<<<<
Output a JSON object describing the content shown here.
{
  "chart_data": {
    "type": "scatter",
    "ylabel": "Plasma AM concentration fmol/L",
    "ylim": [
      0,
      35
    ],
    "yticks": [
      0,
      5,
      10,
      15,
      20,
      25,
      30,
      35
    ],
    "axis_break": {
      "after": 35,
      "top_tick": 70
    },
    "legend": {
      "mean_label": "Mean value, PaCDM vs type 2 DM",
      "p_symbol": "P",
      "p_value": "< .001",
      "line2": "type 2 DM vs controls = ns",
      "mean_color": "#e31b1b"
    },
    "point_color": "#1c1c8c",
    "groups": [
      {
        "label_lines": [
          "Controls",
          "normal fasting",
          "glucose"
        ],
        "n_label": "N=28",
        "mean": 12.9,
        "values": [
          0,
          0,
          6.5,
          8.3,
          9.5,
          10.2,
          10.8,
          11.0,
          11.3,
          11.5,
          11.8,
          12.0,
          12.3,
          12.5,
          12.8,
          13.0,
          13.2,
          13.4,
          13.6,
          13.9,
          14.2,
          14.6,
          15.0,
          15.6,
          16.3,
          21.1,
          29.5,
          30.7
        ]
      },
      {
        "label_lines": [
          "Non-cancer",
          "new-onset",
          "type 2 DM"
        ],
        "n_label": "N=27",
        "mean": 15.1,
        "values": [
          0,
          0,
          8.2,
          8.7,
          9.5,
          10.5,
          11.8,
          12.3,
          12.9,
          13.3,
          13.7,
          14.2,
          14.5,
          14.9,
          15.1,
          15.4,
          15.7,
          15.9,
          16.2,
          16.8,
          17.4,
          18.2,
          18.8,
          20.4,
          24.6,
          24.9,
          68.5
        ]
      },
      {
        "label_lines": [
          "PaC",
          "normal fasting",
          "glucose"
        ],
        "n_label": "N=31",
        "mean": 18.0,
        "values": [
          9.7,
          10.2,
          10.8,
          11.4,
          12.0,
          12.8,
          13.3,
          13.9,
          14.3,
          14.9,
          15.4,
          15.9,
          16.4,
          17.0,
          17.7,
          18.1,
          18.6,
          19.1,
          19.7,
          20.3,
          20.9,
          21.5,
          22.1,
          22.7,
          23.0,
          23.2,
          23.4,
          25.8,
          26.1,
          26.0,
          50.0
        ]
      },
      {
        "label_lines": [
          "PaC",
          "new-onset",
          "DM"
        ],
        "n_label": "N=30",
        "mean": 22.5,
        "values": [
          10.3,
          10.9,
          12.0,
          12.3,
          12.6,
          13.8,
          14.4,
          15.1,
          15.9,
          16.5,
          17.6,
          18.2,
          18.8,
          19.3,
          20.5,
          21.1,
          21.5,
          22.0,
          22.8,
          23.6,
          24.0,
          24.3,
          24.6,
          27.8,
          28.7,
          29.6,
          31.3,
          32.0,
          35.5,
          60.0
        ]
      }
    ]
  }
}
>>>>
<<<<
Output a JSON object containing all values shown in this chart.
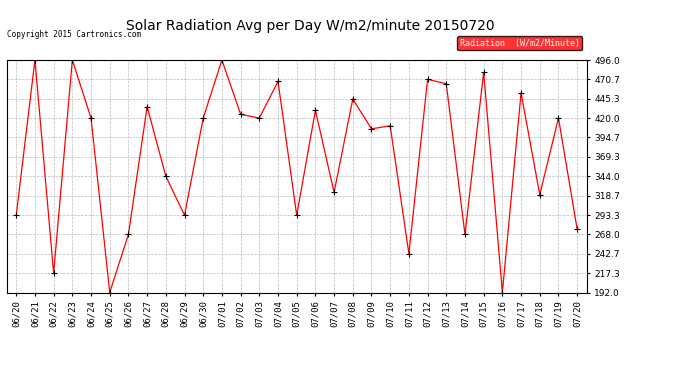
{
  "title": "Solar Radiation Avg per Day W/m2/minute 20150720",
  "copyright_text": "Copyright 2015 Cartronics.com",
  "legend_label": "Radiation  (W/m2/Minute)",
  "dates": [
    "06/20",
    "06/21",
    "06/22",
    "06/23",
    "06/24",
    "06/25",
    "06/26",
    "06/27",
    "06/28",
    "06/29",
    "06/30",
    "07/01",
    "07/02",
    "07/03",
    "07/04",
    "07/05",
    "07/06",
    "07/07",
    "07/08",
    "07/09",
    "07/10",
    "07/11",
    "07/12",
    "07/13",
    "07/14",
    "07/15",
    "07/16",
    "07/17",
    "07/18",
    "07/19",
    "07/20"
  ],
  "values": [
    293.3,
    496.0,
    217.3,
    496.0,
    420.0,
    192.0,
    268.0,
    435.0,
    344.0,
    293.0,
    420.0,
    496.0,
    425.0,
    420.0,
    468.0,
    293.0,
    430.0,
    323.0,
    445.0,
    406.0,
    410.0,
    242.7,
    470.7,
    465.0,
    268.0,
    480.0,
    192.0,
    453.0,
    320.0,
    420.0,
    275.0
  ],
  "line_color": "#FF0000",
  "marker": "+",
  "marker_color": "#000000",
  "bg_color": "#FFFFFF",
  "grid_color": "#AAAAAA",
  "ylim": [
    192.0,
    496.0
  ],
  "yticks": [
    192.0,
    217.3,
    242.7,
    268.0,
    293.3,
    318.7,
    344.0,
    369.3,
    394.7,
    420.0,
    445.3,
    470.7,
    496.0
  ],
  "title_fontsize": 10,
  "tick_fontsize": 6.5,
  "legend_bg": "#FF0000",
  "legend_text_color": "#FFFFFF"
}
>>>>
**TASK STATEMENT**
Pick out the lines that contain "FFFFFF" and copy them.

**EXPECTED ANSWER**
  "bg_color": "#FFFFFF",
  "legend_text_color": "#FFFFFF"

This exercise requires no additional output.